Lines containing the word "title" need to be counted. Please reply with how many there are, and nothing else.

[Extracted records]
========================

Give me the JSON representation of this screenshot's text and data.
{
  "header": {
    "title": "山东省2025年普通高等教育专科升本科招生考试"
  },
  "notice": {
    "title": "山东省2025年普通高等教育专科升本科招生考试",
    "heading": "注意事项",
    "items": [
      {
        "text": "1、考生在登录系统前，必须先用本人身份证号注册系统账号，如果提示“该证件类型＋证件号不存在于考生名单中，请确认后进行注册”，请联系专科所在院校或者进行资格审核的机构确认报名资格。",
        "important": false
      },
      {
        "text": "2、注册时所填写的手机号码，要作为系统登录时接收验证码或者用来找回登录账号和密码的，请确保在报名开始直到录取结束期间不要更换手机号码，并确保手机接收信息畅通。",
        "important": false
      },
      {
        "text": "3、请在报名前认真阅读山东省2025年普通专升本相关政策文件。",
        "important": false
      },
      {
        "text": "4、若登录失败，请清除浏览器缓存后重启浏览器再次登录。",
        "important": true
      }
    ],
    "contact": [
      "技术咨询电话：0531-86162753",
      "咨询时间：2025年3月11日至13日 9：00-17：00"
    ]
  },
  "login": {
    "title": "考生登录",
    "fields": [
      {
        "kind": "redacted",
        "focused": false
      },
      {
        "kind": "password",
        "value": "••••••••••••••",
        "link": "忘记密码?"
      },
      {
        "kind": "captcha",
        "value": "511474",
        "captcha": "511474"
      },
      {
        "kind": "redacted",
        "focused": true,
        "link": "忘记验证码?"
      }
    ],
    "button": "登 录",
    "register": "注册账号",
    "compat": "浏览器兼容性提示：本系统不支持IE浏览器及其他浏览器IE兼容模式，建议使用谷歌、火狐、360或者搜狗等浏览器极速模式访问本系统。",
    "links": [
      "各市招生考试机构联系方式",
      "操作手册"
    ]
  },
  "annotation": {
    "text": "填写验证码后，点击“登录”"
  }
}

========================

(SOLUTION TO THE EXERCISE)
3